Using the records below, count the lines with "text" in them. Give the number only.

Figure data in JSON:
# # # # # # #

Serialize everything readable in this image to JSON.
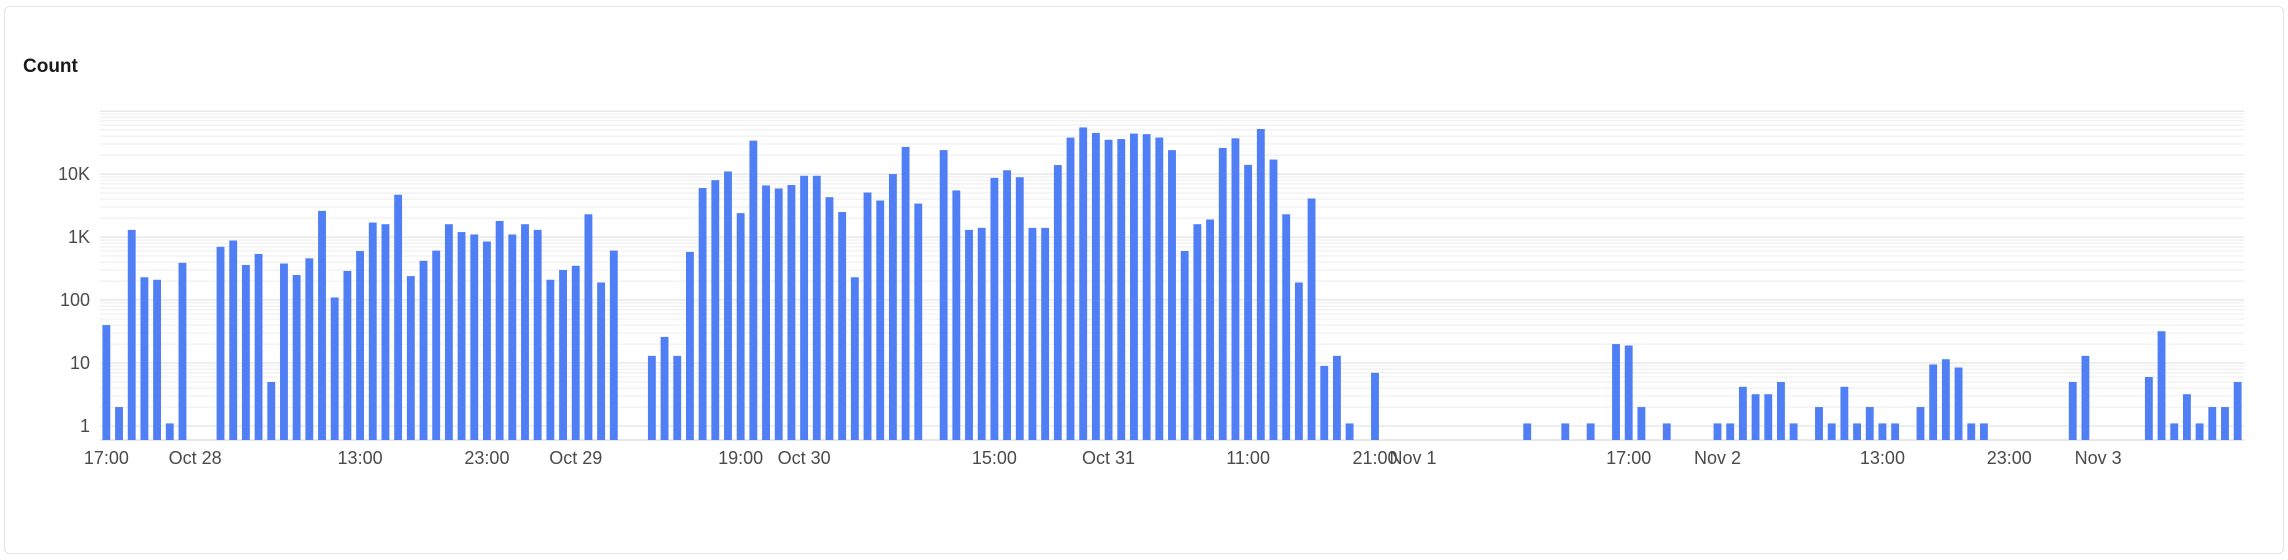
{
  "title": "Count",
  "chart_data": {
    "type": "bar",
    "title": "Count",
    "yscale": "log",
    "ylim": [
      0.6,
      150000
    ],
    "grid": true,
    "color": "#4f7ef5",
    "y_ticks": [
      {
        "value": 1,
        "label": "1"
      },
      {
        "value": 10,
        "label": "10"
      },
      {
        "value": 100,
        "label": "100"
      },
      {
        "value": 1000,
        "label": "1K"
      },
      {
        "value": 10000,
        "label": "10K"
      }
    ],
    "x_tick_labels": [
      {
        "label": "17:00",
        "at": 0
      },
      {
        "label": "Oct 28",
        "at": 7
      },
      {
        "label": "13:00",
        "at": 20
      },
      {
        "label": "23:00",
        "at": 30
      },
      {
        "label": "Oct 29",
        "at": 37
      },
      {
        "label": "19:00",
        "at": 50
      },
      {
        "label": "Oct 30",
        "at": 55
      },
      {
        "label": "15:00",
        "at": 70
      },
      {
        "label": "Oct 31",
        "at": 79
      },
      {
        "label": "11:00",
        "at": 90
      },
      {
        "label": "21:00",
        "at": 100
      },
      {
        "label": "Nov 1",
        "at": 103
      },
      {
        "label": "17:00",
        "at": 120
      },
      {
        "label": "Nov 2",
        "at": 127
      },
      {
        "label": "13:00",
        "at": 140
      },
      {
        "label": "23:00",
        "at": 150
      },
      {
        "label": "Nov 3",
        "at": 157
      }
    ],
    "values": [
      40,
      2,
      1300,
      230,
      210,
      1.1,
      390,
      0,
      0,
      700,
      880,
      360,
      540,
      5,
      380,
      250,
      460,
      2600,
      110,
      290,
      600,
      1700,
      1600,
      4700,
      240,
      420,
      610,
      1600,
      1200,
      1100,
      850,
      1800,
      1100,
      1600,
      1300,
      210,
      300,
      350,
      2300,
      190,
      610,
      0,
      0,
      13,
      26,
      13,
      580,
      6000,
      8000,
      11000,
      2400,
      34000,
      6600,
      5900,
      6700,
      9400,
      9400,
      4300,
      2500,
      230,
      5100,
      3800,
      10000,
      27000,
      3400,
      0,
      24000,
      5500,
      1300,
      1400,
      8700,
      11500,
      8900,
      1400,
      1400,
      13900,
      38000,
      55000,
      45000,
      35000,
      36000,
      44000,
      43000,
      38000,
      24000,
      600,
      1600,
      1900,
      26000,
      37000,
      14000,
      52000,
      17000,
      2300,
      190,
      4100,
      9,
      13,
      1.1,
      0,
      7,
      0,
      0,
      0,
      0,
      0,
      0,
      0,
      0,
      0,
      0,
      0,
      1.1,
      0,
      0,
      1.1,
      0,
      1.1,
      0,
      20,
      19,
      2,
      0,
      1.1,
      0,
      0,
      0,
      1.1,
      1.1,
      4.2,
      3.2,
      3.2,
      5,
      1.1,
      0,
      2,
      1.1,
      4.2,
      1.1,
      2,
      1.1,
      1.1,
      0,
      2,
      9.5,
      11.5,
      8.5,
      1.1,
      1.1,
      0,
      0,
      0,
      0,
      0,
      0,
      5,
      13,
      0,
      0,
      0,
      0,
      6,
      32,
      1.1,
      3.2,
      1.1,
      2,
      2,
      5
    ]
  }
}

# # # # # # #

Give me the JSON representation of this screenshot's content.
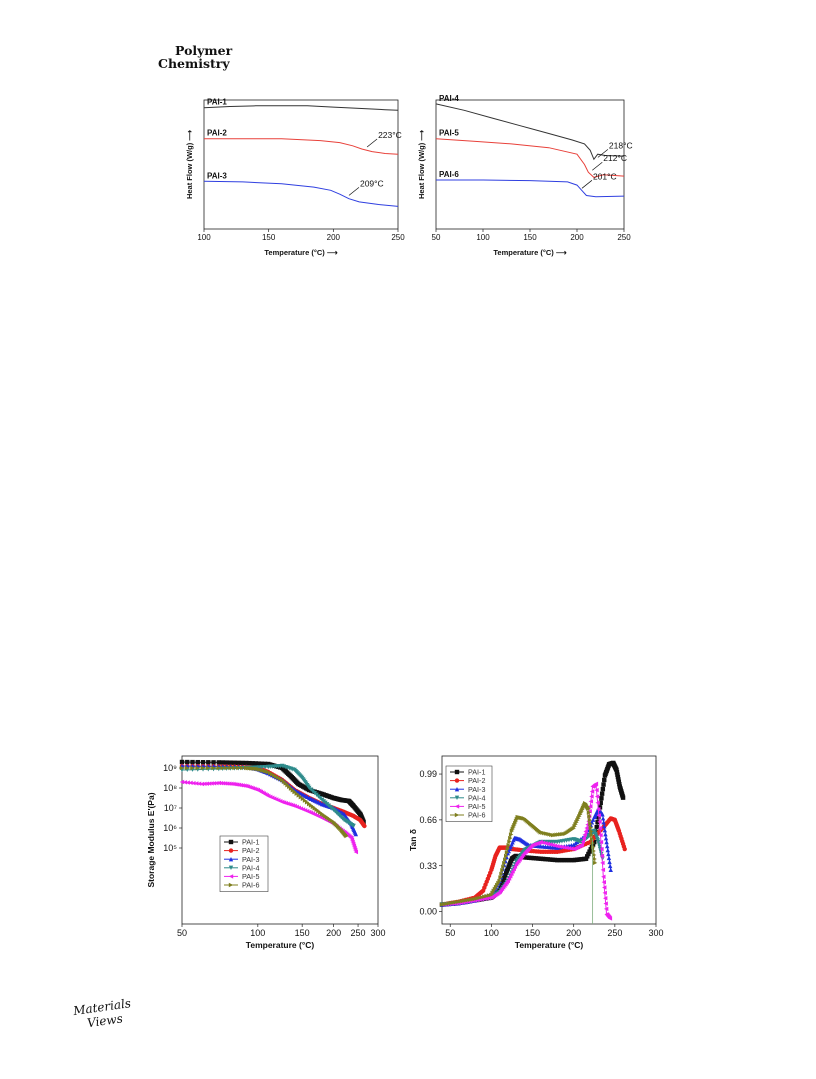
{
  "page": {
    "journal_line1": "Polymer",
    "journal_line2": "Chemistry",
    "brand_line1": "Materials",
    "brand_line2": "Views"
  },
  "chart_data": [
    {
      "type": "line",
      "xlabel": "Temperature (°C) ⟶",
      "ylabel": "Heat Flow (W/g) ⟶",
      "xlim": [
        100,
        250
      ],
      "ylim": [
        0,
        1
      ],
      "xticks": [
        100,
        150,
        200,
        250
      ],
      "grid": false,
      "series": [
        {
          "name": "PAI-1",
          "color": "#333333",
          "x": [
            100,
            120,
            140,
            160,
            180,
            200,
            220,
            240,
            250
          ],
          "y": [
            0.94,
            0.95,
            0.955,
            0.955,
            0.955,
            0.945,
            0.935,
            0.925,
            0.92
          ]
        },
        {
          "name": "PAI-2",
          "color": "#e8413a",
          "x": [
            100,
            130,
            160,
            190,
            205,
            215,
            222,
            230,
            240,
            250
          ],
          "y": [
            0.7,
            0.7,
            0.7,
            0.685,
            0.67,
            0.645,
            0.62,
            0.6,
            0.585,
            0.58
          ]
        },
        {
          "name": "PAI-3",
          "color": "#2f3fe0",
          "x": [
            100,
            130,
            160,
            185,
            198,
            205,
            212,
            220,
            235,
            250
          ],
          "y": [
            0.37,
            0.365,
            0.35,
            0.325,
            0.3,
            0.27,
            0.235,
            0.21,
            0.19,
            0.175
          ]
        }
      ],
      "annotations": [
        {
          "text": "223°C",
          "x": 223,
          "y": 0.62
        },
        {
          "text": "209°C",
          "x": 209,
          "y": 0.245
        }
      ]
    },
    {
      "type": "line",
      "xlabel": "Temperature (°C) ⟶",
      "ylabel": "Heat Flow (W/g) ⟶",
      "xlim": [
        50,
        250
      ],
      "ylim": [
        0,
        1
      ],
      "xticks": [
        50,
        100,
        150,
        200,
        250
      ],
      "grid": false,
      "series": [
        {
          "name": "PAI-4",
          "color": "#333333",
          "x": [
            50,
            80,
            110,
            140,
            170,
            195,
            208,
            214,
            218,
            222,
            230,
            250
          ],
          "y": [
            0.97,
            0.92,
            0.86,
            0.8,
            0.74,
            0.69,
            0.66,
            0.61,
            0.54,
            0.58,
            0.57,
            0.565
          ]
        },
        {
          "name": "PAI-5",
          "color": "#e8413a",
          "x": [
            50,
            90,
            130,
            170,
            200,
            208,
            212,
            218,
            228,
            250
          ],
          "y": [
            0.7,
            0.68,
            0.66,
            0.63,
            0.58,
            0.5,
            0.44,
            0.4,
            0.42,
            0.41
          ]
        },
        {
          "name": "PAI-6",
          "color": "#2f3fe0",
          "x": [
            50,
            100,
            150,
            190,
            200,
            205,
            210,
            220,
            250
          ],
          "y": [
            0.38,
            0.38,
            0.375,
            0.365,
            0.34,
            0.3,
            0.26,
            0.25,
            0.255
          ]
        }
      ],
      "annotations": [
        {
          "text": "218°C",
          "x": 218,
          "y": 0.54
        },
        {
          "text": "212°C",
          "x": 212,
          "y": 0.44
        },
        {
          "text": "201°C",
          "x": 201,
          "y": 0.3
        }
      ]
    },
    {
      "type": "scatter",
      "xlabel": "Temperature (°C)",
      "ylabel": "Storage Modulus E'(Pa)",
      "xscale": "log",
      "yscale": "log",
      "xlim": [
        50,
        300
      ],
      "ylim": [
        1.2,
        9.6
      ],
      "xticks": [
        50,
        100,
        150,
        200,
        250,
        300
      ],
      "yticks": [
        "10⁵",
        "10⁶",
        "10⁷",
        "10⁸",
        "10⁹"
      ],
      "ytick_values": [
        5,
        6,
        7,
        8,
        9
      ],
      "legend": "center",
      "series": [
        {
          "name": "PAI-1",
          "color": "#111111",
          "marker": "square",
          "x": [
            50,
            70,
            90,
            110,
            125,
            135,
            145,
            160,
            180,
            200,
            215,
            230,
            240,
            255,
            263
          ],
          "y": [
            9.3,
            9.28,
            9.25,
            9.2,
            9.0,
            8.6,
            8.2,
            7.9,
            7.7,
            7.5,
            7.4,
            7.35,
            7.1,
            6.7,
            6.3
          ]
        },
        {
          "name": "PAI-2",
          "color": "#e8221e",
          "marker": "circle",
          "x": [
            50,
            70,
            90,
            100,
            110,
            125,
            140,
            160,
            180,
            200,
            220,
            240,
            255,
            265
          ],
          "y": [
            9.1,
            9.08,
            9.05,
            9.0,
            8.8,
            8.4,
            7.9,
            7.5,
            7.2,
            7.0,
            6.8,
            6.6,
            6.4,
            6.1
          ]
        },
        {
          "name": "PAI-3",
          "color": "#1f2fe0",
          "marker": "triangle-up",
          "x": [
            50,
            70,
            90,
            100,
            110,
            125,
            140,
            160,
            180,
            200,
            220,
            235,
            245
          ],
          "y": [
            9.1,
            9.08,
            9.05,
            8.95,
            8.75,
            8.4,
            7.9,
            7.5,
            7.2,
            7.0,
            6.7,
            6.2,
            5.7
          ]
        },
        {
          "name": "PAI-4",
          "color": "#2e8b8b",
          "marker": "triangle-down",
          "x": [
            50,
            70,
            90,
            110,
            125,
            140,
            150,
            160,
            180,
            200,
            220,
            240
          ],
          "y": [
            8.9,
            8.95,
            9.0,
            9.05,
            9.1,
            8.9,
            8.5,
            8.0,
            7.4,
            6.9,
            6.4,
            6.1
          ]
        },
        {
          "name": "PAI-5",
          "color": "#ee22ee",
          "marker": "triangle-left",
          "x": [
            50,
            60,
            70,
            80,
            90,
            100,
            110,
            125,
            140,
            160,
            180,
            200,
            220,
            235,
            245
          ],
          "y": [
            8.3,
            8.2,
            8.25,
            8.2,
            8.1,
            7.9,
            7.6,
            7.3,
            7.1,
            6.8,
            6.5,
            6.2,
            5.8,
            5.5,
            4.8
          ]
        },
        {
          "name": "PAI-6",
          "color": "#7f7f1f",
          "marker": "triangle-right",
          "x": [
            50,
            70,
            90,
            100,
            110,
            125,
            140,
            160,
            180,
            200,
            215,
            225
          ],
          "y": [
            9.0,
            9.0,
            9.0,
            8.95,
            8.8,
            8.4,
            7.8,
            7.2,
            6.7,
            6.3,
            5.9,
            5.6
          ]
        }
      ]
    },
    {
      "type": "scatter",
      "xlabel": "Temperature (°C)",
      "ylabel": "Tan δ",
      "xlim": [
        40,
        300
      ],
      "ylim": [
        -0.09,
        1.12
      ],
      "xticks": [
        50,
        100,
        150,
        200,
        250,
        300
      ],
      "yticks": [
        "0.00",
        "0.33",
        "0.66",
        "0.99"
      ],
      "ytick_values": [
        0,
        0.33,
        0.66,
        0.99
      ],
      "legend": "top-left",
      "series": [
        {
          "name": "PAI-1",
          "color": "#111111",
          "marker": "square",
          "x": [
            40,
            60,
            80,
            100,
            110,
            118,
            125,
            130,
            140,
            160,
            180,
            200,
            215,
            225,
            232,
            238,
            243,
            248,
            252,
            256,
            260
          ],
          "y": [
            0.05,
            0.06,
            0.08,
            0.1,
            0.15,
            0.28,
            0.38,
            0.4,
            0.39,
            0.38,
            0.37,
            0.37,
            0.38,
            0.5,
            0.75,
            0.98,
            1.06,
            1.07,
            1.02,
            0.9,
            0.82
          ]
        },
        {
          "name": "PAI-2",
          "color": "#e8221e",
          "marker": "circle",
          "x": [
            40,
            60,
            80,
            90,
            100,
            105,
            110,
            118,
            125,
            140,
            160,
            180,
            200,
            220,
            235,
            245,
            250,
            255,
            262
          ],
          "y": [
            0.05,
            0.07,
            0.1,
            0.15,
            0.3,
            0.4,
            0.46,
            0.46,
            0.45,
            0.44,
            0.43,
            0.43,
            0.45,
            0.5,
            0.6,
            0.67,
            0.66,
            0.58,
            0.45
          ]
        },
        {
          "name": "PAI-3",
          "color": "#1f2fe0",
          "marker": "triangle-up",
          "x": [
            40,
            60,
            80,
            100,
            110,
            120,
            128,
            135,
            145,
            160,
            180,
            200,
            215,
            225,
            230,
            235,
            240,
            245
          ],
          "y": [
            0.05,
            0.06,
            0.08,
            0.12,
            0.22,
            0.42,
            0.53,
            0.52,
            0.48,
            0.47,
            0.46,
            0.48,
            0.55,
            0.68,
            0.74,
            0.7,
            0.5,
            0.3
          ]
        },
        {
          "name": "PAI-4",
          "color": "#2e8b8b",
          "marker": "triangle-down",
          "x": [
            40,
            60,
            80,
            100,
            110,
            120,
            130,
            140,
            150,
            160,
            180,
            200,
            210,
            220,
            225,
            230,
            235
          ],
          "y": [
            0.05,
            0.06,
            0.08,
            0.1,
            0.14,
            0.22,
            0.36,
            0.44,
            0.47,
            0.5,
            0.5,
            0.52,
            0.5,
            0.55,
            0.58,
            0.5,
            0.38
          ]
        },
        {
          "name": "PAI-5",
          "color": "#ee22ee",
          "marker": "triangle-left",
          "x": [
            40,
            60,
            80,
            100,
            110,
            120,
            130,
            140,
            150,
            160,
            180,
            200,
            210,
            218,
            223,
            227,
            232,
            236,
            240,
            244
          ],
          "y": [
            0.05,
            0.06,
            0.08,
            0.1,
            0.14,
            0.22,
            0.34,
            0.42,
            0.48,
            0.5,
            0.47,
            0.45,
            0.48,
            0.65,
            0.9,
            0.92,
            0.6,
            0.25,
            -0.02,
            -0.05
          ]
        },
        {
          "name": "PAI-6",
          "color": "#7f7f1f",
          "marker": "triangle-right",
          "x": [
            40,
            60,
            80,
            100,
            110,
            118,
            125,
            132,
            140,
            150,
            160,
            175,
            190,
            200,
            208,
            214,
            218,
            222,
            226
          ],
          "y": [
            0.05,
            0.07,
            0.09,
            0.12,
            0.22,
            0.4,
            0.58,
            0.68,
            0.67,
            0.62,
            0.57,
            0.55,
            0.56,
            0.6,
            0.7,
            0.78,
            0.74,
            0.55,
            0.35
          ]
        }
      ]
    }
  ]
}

# # # # # # #

» RESULT OF THE TASK:
5